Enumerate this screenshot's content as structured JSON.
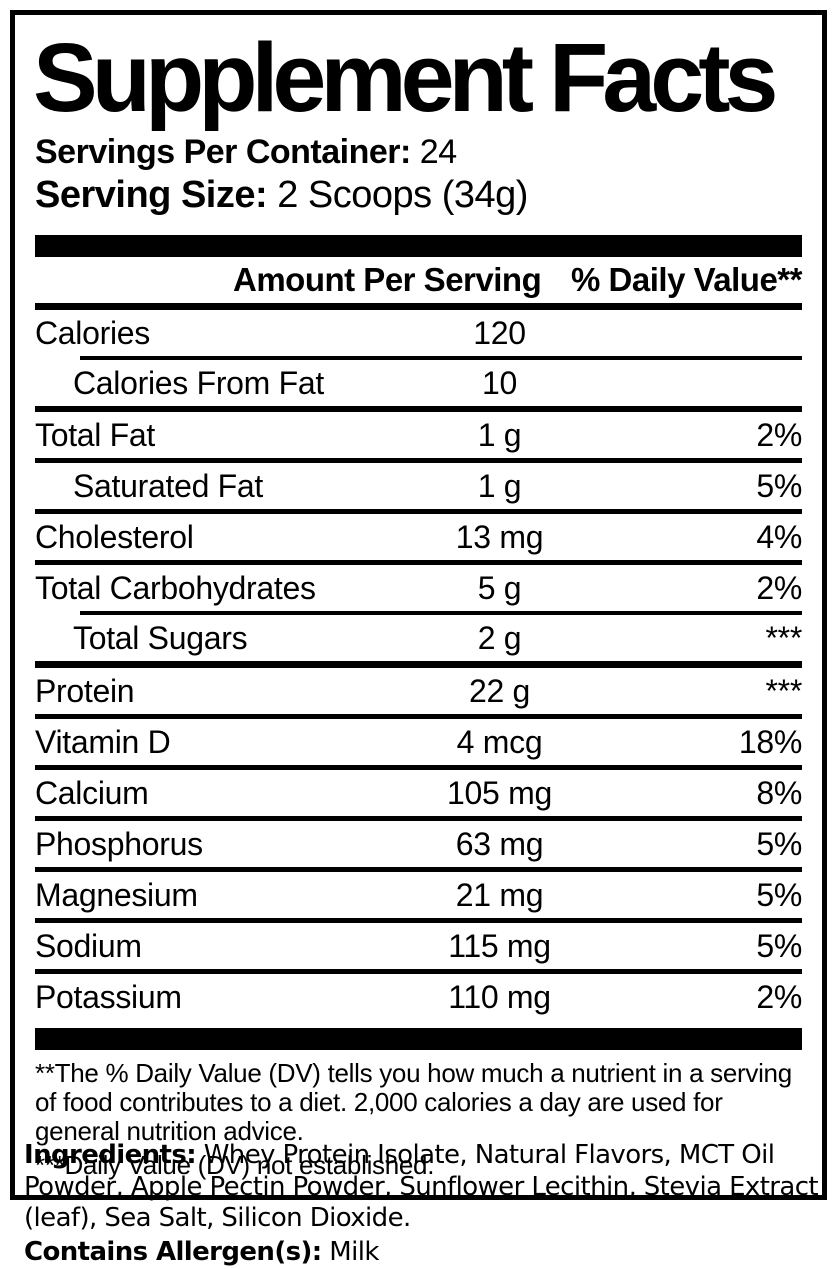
{
  "colors": {
    "foreground": "#000000",
    "background": "#ffffff"
  },
  "title": "Supplement Facts",
  "servings_per_container": {
    "label": "Servings Per Container:",
    "value": "24"
  },
  "serving_size": {
    "label": "Serving Size:",
    "value": "2 Scoops (34g)"
  },
  "table": {
    "headers": {
      "amount_label": "Amount Per Serving",
      "dv_label": "% Daily Value**"
    },
    "rows": [
      {
        "name": "Calories",
        "amount": "120",
        "dv": "",
        "indent": false
      },
      {
        "name": "Calories From Fat",
        "amount": "10",
        "dv": "",
        "indent": true
      },
      {
        "name": "Total Fat",
        "amount": "1 g",
        "dv": "2%",
        "indent": false
      },
      {
        "name": "Saturated Fat",
        "amount": "1 g",
        "dv": "5%",
        "indent": true
      },
      {
        "name": "Cholesterol",
        "amount": "13 mg",
        "dv": "4%",
        "indent": false
      },
      {
        "name": "Total Carbohydrates",
        "amount": "5 g",
        "dv": "2%",
        "indent": false
      },
      {
        "name": "Total Sugars",
        "amount": "2 g",
        "dv": "***",
        "indent": true
      },
      {
        "name": "Protein",
        "amount": "22 g",
        "dv": "***",
        "indent": false
      },
      {
        "name": "Vitamin D",
        "amount": "4 mcg",
        "dv": "18%",
        "indent": false
      },
      {
        "name": "Calcium",
        "amount": "105 mg",
        "dv": "8%",
        "indent": false
      },
      {
        "name": "Phosphorus",
        "amount": "63 mg",
        "dv": "5%",
        "indent": false
      },
      {
        "name": "Magnesium",
        "amount": "21 mg",
        "dv": "5%",
        "indent": false
      },
      {
        "name": "Sodium",
        "amount": "115 mg",
        "dv": "5%",
        "indent": false
      },
      {
        "name": "Potassium",
        "amount": "110 mg",
        "dv": "2%",
        "indent": false
      }
    ]
  },
  "footnotes": [
    "**The % Daily Value (DV) tells you how much a nutrient in a serving of food contributes to a diet. 2,000 calories a day are used for general nutrition advice.",
    "***Daily Value (DV) not established."
  ],
  "ingredients": {
    "label": "Ingredients:",
    "text": "Whey Protein Isolate, Natural Flavors, MCT Oil Powder, Apple Pectin Powder, Sunflower Lecithin, Stevia Extract (leaf), Sea Salt, Silicon Dioxide."
  },
  "allergen": {
    "label": "Contains Allergen(s):",
    "value": "Milk"
  }
}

EXERCISE GOAL:
Restate the data above word for word. Skip every picture.

EXERCISE SOLUTION:
Enumerate this screenshot's content as structured JSON.
{
  "colors": {
    "foreground": "#000000",
    "background": "#ffffff"
  },
  "title": "Supplement Facts",
  "servings_per_container": {
    "label": "Servings Per Container:",
    "value": "24"
  },
  "serving_size": {
    "label": "Serving Size:",
    "value": "2 Scoops (34g)"
  },
  "table": {
    "headers": {
      "amount_label": "Amount Per Serving",
      "dv_label": "% Daily Value**"
    },
    "rows": [
      {
        "name": "Calories",
        "amount": "120",
        "dv": "",
        "indent": false
      },
      {
        "name": "Calories From Fat",
        "amount": "10",
        "dv": "",
        "indent": true
      },
      {
        "name": "Total Fat",
        "amount": "1 g",
        "dv": "2%",
        "indent": false
      },
      {
        "name": "Saturated Fat",
        "amount": "1 g",
        "dv": "5%",
        "indent": true
      },
      {
        "name": "Cholesterol",
        "amount": "13 mg",
        "dv": "4%",
        "indent": false
      },
      {
        "name": "Total Carbohydrates",
        "amount": "5 g",
        "dv": "2%",
        "indent": false
      },
      {
        "name": "Total Sugars",
        "amount": "2 g",
        "dv": "***",
        "indent": true
      },
      {
        "name": "Protein",
        "amount": "22 g",
        "dv": "***",
        "indent": false
      },
      {
        "name": "Vitamin D",
        "amount": "4 mcg",
        "dv": "18%",
        "indent": false
      },
      {
        "name": "Calcium",
        "amount": "105 mg",
        "dv": "8%",
        "indent": false
      },
      {
        "name": "Phosphorus",
        "amount": "63 mg",
        "dv": "5%",
        "indent": false
      },
      {
        "name": "Magnesium",
        "amount": "21 mg",
        "dv": "5%",
        "indent": false
      },
      {
        "name": "Sodium",
        "amount": "115 mg",
        "dv": "5%",
        "indent": false
      },
      {
        "name": "Potassium",
        "amount": "110 mg",
        "dv": "2%",
        "indent": false
      }
    ]
  },
  "footnotes": [
    "**The % Daily Value (DV) tells you how much a nutrient in a serving of food contributes to a diet. 2,000 calories a day are used for general nutrition advice.",
    "***Daily Value (DV) not established."
  ],
  "ingredients": {
    "label": "Ingredients:",
    "text": "Whey Protein Isolate, Natural Flavors, MCT Oil Powder, Apple Pectin Powder, Sunflower Lecithin, Stevia Extract (leaf), Sea Salt, Silicon Dioxide."
  },
  "allergen": {
    "label": "Contains Allergen(s):",
    "value": "Milk"
  }
}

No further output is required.